Document extract Block Start

The Commission’s findings as to the facts are conclusive on review, if they are supported by substantial evidence in the record considered as a whole. Universal Camera Corp. v. National Labor Relations Board, 340 U.S. 474, 488, 71 S.Ct. 456, 95 L.Ed. 456 (1951); Section 11(c) of the Clayton Act, 15 U.S.C.A. § 21(c).

The principal Findings of Fact upon which the cease and desist order is based are those numbered Five and Six: “(5) * * * that respondent [Timken] has followed a consistent policy of requiring said purchasers to discontinue handling similar products sold by respondent’s competitors * * * and “(6) * * that respondent [Timken] has failed to weaken the probative value of the documentary evidence adduced in support of the complaint.”

Document extract Block End
Information shown Block Start

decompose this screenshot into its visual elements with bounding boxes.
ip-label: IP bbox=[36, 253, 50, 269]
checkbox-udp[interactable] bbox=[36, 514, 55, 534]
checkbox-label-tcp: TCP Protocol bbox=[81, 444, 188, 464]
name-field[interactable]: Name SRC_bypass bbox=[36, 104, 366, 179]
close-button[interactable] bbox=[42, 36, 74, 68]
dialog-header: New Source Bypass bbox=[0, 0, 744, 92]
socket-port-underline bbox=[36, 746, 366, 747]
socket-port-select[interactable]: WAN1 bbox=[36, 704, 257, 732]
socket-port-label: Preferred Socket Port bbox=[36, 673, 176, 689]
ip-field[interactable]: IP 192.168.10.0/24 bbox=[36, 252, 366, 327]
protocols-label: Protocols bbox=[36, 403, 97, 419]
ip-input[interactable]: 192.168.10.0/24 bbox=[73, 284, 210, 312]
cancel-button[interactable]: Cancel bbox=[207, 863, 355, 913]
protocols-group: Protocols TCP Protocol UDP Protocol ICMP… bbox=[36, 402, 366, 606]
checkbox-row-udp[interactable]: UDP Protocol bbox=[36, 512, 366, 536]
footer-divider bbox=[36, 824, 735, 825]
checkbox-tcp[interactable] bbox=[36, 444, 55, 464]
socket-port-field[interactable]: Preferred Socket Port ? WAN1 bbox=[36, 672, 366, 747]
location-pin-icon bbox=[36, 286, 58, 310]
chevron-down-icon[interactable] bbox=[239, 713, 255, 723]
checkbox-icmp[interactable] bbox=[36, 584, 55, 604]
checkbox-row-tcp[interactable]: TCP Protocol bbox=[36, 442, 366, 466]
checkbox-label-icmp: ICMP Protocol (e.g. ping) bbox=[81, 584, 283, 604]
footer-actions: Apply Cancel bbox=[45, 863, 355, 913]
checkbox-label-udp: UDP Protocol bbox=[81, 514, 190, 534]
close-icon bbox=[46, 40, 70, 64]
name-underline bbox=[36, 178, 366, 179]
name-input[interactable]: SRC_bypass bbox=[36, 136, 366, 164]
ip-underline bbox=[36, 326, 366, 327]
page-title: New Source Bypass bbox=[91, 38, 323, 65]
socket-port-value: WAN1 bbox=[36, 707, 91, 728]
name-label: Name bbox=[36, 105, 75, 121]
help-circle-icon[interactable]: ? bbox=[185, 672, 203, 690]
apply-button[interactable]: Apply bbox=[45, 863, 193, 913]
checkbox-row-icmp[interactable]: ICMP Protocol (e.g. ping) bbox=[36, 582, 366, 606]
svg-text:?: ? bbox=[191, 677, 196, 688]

Information shown Block End

#### Task instructions:
(a) Answer these questions from the excerpt on the Commission's findings.
(i) On what condition are the Commission's findings as to the facts conclusive on review?
(ii) Which numbered Findings of Fact are the principal basis for the cease and desist order?
(iii) According to Finding Five, what did the respondent require purchasers to discontinue?
(b) Do these statements agree with the excerpt on the Commission's findings? Give yes or no for each and quote the deciding words.
(i) The cease and desist order rests principally on the Findings of Fact numbered Five and Six.
(ii) Finding Six states that Timken succeeded in weakening the documentary evidence against it.
(iii) The Commission's findings as to the facts are conclusive on review whether or not evidence supports them.
(c) Write the next part of the excerpt on the Commission's findings, continuing after its last sentence.

#### Answers by task:
(a)
(i) They are conclusive if they are supported by substantial evidence in the record considered as a whole.
(ii) Findings Five and Six.
(iii) Handling similar products sold by the respondent's competitors.

(b)
(i) Yes: "The principal Findings of Fact upon which the cease and desist order is based are those numbered Five and Six"
(ii) No: "respondent [Timken] has failed to weaken the probative value of the documentary evidence adduced in support of the complaint."
(iii) No: "if they are supported by substantial evidence in the record considered as a whole."

(c)
Even under our limited scope of review, we are of opinion that these Findings of the Commission, and the order based upon them, must be set aside as not supported by substantial evidence on the record considered as a whole. Only one witness testified that he had been cancelled out as a Timken jobber because he had dealt also in bearings manufactured by a competitor, while thirty-seven Timken distributors and jobbers testified that they not only felt free to deal in competitive bearings, but had actually done so to some extent.

Moreover, Timken introduced evidence showing that in each and every one of the cancellation instances referred to in the documents relied upon by the Commission, the dealer in question had brought about his own cancellation by either failing to purchase any Timken bearings for a long period of time, or by requesting that he be cancelled.

Finally, numerous Timken officials testified that their company had no such exclusive dealing policy, and that its dealers did handle competitive bearings with the full knowledge and consent of the company, so long as their primary effort was devoted to the Timken line. It is important to note here that the Hearing Examiner, who saw and heard the witnesses, stated that he believed all who testified on behalf of Timken.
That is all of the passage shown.